▶ Given entries
•••

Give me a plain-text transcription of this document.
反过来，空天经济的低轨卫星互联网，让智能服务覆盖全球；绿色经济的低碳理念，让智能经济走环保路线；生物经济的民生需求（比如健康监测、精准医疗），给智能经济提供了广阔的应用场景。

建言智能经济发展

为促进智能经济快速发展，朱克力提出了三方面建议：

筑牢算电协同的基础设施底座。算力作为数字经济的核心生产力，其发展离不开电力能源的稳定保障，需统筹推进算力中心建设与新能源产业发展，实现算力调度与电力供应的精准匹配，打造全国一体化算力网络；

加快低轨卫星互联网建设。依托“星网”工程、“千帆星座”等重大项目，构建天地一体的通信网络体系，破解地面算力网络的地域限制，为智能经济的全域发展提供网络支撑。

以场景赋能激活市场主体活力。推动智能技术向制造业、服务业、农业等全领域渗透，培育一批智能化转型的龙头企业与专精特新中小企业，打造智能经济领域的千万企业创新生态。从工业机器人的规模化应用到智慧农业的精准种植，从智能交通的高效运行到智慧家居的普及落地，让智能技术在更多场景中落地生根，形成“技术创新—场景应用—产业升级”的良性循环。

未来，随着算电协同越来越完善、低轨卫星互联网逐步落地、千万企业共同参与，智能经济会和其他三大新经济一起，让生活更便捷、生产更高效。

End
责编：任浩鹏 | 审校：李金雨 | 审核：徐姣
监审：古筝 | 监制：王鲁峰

•••

▶ The exercise
Go through the data and return every record exactly.

▶ Exercise answer
Give me a plain-text transcription of this document.
反过来，空天经济的低轨卫星互联网，让智能服务覆盖全球；绿色经济的低碳理念，让智能经济走环保路线；生物经济的民生需求（比如健康监测、精准医疗），给智能经济提供了广阔的应用场景。

建言智能经济发展

为促进智能经济快速发展，朱克力提出了三方面建议：

筑牢算电协同的基础设施底座。算力作为数字经济的核心生产力，其发展离不开电力能源的稳定保障，需统筹推进算力中心建设与新能源产业发展，实现算力调度与电力供应的精准匹配，打造全国一体化算力网络；

加快低轨卫星互联网建设。依托“星网”工程、“千帆星座”等重大项目，构建天地一体的通信网络体系，破解地面算力网络的地域限制，为智能经济的全域发展提供网络支撑。

以场景赋能激活市场主体活力。推动智能技术向制造业、服务业、农业等全领域渗透，培育一批智能化转型的龙头企业与专精特新中小企业，打造智能经济领域的千万企业创新生态。从工业机器人的规模化应用到智慧农业的精准种植，从智能交通的高效运行到智慧家居的普及落地，让智能技术在更多场景中落地生根，形成“技术创新—场景应用—产业升级”的良性循环。

未来，随着算电协同越来越完善、低轨卫星互联网逐步落地、千万企业共同参与，智能经济会和其他三大新经济一起，让生活更便捷、生产更高效。

End
责编：任浩鹏 | 审校：李金雨 | 审核：徐姣
监审：古筝 | 监制：王鲁峰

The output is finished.